#### CONSIGNES DE TRAVAIL:
Recopiez fidèlement le passage du texte sur la vérité et la culture du débat qui va de « Cancel culture, vérité » jusqu'à « était la contradiction. » inclus.

──────── TEXTE FOURNI

Cancel culture, vérité 2.0, les faits à l’agonie face à la conjuration des ignorances.

 

La science, la connaissance et le rapport que nous entretenons avec la vérité ne vivent pas la période la plus propice de notre histoire récente. Le sursaut des fondamentalismes dans toutes les aires de notre société complique encore le dialogue entre les communautés, qu’elles soient scientifiques, spirituelles, ethniques ou sexuelles. La radicalité devenue le maître mot des échanges a évincé la culture du débat et le souci n’est plus tant de chercher la vérité mais de dissuader quiconque de venir questionner nos propres convictions. 

 

Au commencement était la contradiction.

La vérité telle que l’on nous l’a apprise et enseignée est le produit de perspectives et de préoccupations qu’il nous faut confronter les unes aux autres afin qu’elles produisent ensemble quelque chose de nouveau. Théorie, pratique et examen des fins dernières ou du sens ultime de ce que nous examinons, enjeux et exigences particulières de nos modèles de recherche, façonnent des raisonnements eux-mêmes parents de nos oppositions et de nos désaccords. 

Ce galimatia pour parvenir à un constat : nous avons déserté ou abandonné, oublié peut-être le 1er commandement dans la recherche de la vérité : celui qui nous commande de rechercher, priser, et même chérir l’objection. Quoi que ce soit que nous croyons, plus encore si nous y attachons une émotion, est susceptible d’être réfuté, infirmé. 

“La tolérance atteindra un tel niveau que

les gens intelligents seront interdits de penser

pour ne pas offenser les imbéciles.”

Dostoievski

the fine art of Baloney detection, ou le kit de détection des sornettes et balivernes.

Dans son livre “The Demon-Haunted World: Science as a Candle in the Dark.”, Carl Sagan, astrophysicien et philosophe dont la hauteur de vue et la pédagogie ont marqué notre temps, consacrait un chapitre à l’art subtile de la détection des Balivernes. Devenu “Balooney detection kit”, cet appareillage théorique est une sorte de check list exigeante qui énumère les examens et les contraintes auxquelles nous devons soumettre nos propres théories, aussi vraies et souhaitables qu’elles pourraient nous paraître.

────────────────
──────── MATÉRIEL SOURCE

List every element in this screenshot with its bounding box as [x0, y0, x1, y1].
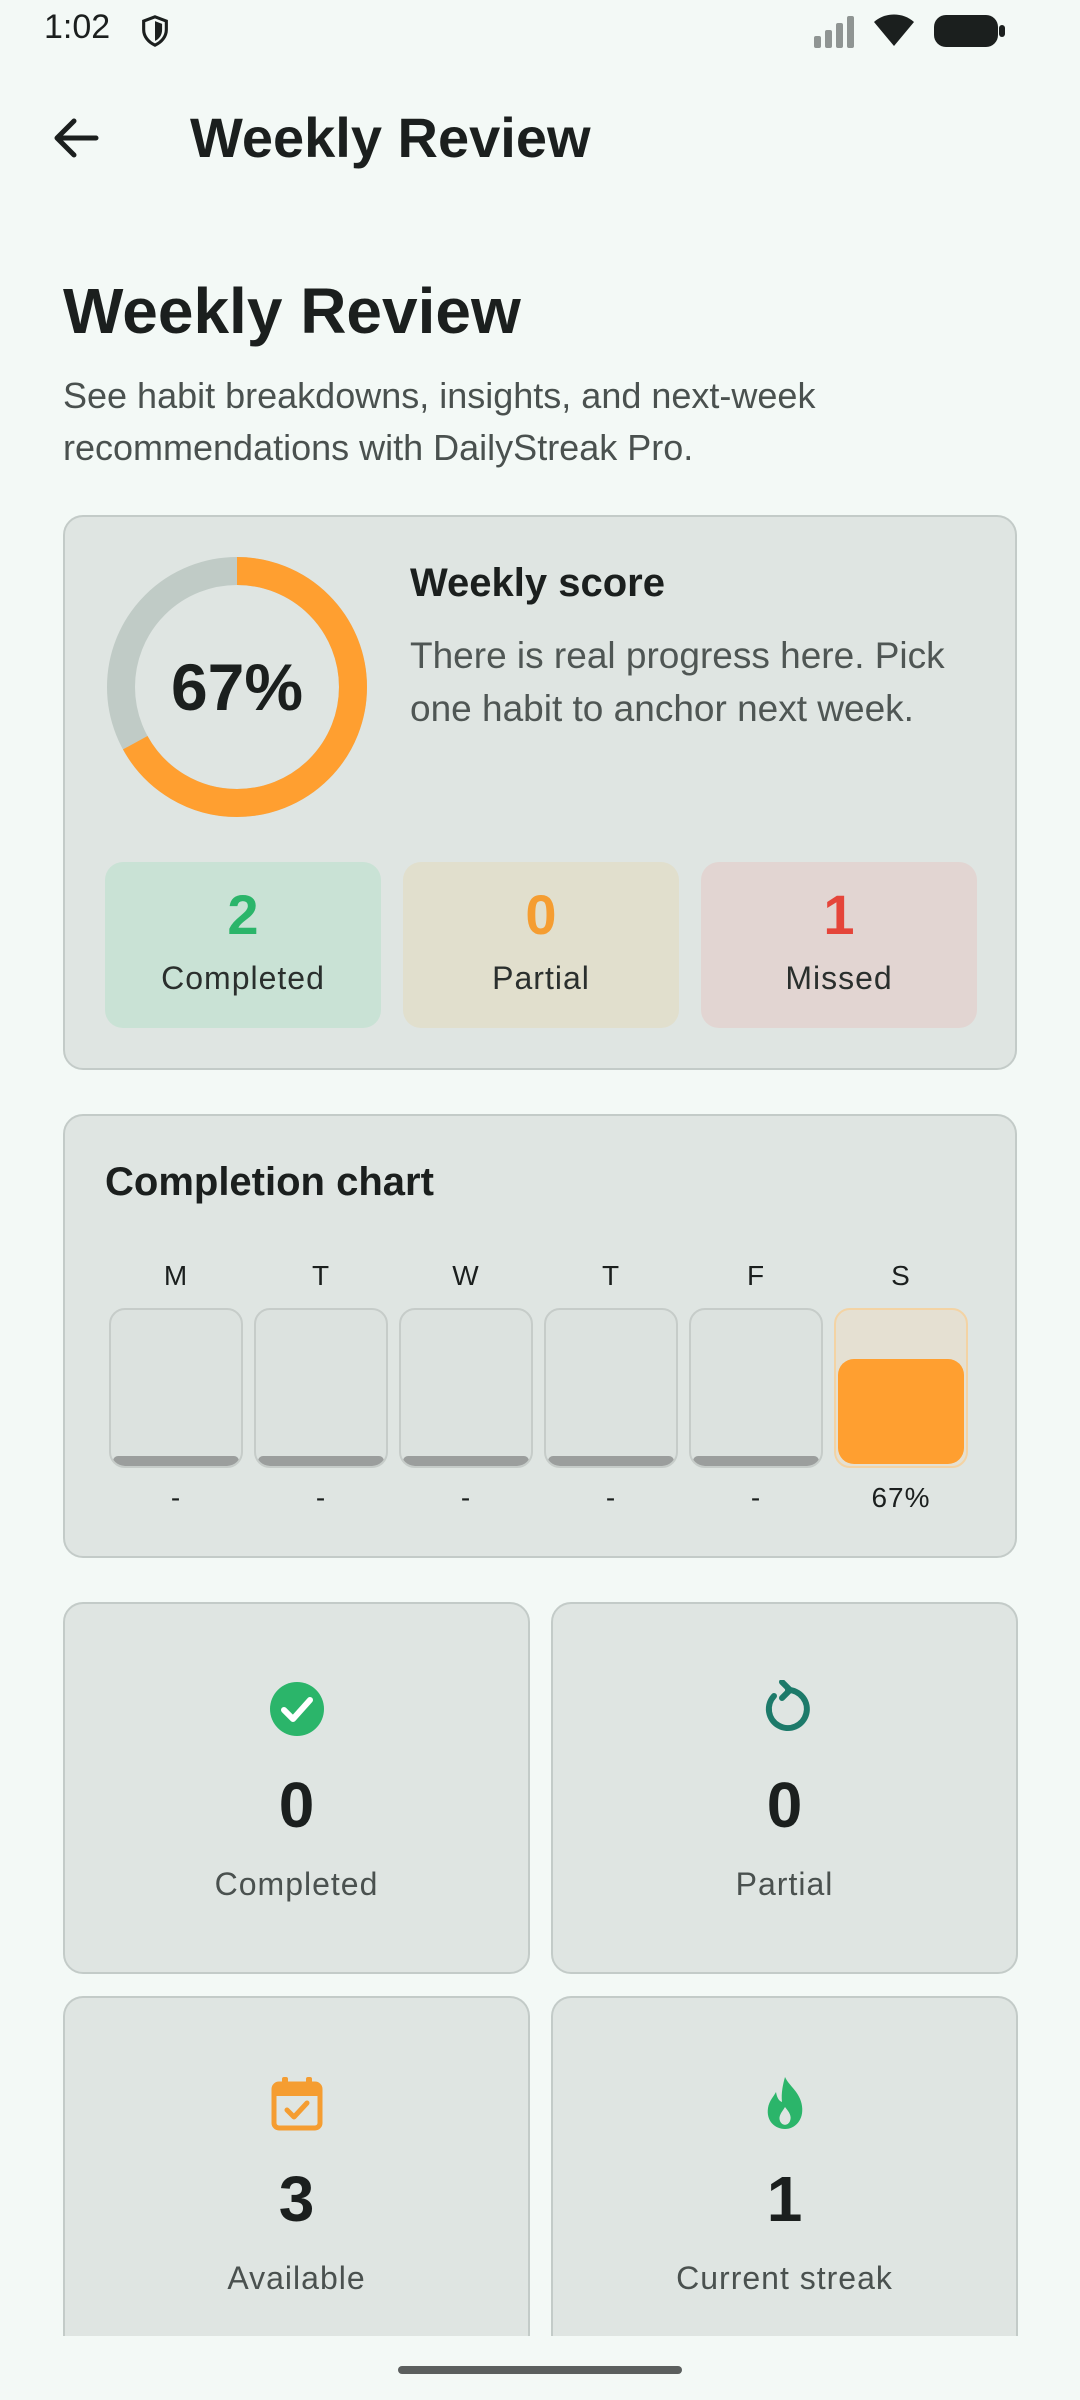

────────────────

#### RÉPONSE ATTENDUE:
Cancel culture, vérité 2.0, les faits à l’agonie face à la conjuration des ignorances.

 

La science, la connaissance et le rapport que nous entretenons avec la vérité ne vivent pas la période la plus propice de notre histoire récente. Le sursaut des fondamentalismes dans toutes les aires de notre société complique encore le dialogue entre les communautés, qu’elles soient scientifiques, spirituelles, ethniques ou sexuelles. La radicalité devenue le maître mot des échanges a évincé la culture du débat et le souci n’est plus tant de chercher la vérité mais de dissuader quiconque de venir questionner nos propres convictions. 

 

Au commencement était la contradiction.